>> START Provided records

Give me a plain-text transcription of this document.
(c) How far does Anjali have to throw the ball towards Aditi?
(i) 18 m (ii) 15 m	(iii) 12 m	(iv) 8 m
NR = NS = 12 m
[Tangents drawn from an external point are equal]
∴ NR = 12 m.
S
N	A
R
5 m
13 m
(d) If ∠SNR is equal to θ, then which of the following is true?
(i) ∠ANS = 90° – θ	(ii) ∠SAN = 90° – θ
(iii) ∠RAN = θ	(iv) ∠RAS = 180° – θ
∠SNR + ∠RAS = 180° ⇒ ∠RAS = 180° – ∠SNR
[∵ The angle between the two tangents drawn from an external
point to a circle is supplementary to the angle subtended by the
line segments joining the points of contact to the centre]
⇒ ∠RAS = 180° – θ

>> END Provided records

Exercise directions: From the preceding material, extract every line exactly.

Answer in full:
Give me a plain-text transcription of this document.
(c) How far does Anjali have to throw the ball towards Aditi?
(i) 18 m (ii) 15 m	(iii) 12 m	(iv) 8 m
NR = NS = 12 m
[Tangents drawn from an external point are equal]
∴ NR = 12 m.
S
N	A
R
5 m
13 m
(d) If ∠SNR is equal to θ, then which of the following is true?
(i) ∠ANS = 90° – θ	(ii) ∠SAN = 90° – θ
(iii) ∠RAN = θ	(iv) ∠RAS = 180° – θ
∠SNR + ∠RAS = 180° ⇒ ∠RAS = 180° – ∠SNR
[∵ The angle between the two tangents drawn from an external
point to a circle is supplementary to the angle subtended by the
line segments joining the points of contact to the centre]
⇒ ∠RAS = 180° – θ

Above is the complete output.